[Work to complete] Reproduce only this part of the listing: the line with "Extract the structured", plus every line after it through the last.
** START Records to process **
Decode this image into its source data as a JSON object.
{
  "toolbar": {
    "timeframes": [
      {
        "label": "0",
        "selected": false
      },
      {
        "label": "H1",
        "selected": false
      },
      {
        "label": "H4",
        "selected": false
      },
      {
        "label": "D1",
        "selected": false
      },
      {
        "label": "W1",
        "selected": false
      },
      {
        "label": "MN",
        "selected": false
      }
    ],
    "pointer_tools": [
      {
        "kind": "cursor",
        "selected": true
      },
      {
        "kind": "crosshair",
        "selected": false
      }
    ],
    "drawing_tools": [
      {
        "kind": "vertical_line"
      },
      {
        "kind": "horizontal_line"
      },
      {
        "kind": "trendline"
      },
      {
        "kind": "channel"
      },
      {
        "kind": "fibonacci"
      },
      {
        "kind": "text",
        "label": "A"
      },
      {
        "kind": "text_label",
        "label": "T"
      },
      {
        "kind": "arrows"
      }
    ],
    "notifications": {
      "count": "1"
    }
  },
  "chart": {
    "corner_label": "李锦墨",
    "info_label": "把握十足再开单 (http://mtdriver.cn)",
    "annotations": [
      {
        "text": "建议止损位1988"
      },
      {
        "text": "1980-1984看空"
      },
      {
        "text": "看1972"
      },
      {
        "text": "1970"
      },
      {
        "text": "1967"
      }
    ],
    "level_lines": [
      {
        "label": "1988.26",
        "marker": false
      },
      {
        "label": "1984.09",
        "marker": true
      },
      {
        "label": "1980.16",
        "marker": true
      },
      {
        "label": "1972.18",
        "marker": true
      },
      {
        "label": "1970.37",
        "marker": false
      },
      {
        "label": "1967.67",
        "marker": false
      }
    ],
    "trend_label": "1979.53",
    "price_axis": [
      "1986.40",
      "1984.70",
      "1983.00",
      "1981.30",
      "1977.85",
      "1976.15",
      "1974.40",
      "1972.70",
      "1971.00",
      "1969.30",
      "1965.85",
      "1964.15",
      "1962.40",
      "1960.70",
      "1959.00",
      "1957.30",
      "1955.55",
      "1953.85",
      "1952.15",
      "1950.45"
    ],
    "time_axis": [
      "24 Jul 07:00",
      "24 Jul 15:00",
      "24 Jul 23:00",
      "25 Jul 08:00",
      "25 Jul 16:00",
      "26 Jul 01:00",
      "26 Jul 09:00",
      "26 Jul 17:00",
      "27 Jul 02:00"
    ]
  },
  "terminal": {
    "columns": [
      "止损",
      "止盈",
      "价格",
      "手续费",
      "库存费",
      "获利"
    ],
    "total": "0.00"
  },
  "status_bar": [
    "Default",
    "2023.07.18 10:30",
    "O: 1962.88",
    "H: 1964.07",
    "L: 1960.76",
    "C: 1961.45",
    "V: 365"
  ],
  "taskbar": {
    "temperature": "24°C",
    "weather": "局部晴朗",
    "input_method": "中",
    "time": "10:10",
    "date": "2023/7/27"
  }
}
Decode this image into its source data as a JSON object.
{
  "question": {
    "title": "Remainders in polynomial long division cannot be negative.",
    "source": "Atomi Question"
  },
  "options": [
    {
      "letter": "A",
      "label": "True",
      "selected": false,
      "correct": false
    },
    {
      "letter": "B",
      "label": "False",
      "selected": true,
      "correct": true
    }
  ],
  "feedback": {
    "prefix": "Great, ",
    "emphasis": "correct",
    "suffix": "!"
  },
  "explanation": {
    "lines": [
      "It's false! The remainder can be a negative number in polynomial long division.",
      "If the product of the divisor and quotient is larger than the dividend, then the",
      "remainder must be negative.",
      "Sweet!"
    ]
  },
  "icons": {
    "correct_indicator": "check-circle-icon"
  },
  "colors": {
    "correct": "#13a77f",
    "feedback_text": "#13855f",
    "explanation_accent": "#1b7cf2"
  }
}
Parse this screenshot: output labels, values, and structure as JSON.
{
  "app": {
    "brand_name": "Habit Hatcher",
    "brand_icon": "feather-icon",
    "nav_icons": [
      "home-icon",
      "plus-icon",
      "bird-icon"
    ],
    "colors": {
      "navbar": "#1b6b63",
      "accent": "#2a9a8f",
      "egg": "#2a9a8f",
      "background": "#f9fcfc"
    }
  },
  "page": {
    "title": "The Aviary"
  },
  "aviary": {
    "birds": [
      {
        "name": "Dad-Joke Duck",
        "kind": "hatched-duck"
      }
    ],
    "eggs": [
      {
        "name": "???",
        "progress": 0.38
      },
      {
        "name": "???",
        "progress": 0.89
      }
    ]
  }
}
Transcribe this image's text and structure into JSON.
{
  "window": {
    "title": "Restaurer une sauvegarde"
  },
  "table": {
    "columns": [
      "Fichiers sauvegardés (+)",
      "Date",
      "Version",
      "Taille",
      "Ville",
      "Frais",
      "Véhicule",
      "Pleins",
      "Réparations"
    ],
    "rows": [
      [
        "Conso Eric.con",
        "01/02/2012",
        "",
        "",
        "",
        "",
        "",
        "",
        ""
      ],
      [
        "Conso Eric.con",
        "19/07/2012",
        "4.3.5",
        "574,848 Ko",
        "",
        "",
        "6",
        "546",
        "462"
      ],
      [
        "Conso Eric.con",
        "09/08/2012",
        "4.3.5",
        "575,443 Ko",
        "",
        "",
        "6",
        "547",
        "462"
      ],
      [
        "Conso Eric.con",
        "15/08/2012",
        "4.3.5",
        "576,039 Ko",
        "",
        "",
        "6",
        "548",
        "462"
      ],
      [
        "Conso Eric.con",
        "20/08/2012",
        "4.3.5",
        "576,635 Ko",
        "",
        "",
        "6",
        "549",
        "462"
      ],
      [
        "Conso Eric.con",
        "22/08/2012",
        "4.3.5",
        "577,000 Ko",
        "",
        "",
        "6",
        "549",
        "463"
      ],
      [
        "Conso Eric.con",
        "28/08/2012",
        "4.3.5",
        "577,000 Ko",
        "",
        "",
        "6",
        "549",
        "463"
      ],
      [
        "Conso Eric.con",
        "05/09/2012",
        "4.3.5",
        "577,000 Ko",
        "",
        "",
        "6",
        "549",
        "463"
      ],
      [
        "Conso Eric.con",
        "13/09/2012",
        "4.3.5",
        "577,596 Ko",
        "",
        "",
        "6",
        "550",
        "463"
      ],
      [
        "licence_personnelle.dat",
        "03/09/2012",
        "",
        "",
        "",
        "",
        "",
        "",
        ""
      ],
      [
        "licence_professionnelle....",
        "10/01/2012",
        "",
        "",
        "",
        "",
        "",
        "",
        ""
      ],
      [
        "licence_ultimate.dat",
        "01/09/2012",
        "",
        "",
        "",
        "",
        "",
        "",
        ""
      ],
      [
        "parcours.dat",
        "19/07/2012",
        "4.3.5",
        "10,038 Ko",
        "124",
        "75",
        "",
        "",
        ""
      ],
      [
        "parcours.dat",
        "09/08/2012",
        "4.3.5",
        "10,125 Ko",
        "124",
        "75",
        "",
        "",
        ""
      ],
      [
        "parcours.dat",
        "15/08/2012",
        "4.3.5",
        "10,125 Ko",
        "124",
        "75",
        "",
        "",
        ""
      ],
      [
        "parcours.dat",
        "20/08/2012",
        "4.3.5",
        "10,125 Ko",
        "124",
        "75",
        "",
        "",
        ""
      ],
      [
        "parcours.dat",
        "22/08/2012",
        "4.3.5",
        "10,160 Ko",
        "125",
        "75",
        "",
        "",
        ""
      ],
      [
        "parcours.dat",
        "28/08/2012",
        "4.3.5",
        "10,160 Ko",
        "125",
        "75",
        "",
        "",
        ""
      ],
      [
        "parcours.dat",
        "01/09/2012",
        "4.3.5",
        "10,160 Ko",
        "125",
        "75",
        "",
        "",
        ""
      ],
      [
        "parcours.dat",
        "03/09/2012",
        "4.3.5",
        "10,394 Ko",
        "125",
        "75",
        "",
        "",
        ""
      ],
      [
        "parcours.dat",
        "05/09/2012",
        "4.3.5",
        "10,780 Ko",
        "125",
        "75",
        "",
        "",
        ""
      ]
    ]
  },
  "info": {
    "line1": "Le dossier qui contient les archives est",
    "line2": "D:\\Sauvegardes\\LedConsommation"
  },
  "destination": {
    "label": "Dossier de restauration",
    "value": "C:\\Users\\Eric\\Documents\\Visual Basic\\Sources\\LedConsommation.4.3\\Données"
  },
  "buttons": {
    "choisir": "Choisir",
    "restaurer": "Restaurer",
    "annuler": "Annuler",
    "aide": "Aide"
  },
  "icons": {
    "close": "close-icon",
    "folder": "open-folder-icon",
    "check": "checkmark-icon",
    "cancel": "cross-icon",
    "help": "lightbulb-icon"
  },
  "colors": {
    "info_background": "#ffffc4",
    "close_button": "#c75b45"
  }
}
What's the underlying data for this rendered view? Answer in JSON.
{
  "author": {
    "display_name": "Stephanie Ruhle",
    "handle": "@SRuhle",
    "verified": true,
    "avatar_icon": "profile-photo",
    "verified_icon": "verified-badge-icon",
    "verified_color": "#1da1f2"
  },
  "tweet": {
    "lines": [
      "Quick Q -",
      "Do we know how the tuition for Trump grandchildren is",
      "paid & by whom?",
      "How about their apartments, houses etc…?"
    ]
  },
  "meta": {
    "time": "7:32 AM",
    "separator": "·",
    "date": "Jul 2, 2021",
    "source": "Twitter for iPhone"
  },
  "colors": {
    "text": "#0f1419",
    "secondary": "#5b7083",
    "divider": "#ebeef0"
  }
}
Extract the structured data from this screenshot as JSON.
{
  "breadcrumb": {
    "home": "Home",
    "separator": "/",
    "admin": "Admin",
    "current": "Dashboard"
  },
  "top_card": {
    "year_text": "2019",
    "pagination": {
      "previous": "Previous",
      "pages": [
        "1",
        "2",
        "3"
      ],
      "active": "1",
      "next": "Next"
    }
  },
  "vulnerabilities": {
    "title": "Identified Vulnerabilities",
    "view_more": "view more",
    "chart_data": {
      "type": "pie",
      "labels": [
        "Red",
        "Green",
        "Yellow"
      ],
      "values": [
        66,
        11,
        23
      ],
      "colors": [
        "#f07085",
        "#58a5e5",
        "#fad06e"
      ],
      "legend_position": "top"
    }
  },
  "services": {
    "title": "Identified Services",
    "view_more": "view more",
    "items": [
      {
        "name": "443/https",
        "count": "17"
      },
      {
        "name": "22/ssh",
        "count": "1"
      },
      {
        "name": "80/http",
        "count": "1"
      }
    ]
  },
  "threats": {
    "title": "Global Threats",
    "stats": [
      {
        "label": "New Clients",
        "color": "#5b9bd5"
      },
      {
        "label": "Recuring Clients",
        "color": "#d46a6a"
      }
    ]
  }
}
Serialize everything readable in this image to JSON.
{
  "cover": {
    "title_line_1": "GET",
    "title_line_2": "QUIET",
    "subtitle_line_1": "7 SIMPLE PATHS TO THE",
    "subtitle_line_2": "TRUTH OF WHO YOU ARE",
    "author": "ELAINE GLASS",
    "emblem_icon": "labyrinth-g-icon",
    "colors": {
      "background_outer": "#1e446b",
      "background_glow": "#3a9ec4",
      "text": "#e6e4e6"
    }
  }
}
** END Records to process **
[Finished task]
Extract the structured data from this screenshot as JSON.
{
  "breadcrumb": {
    "home": "Home",
    "separator": "/",
    "admin": "Admin",
    "current": "Dashboard"
  },
  "top_card": {
    "year_text": "2019",
    "pagination": {
      "previous": "Previous",
      "pages": [
        "1",
        "2",
        "3"
      ],
      "active": "1",
      "next": "Next"
    }
  },
  "vulnerabilities": {
    "title": "Identified Vulnerabilities",
    "view_more": "view more",
    "chart_data": {
      "type": "pie",
      "labels": [
        "Red",
        "Green",
        "Yellow"
      ],
      "values": [
        66,
        11,
        23
      ],
      "colors": [
        "#f07085",
        "#58a5e5",
        "#fad06e"
      ],
      "legend_position": "top"
    }
  },
  "services": {
    "title": "Identified Services",
    "view_more": "view more",
    "items": [
      {
        "name": "443/https",
        "count": "17"
      },
      {
        "name": "22/ssh",
        "count": "1"
      },
      {
        "name": "80/http",
        "count": "1"
      }
    ]
  },
  "threats": {
    "title": "Global Threats",
    "stats": [
      {
        "label": "New Clients",
        "color": "#5b9bd5"
      },
      {
        "label": "Recuring Clients",
        "color": "#d46a6a"
      }
    ]
  }
}
Serialize everything readable in this image to JSON.
{
  "cover": {
    "title_line_1": "GET",
    "title_line_2": "QUIET",
    "subtitle_line_1": "7 SIMPLE PATHS TO THE",
    "subtitle_line_2": "TRUTH OF WHO YOU ARE",
    "author": "ELAINE GLASS",
    "emblem_icon": "labyrinth-g-icon",
    "colors": {
      "background_outer": "#1e446b",
      "background_glow": "#3a9ec4",
      "text": "#e6e4e6"
    }
  }
}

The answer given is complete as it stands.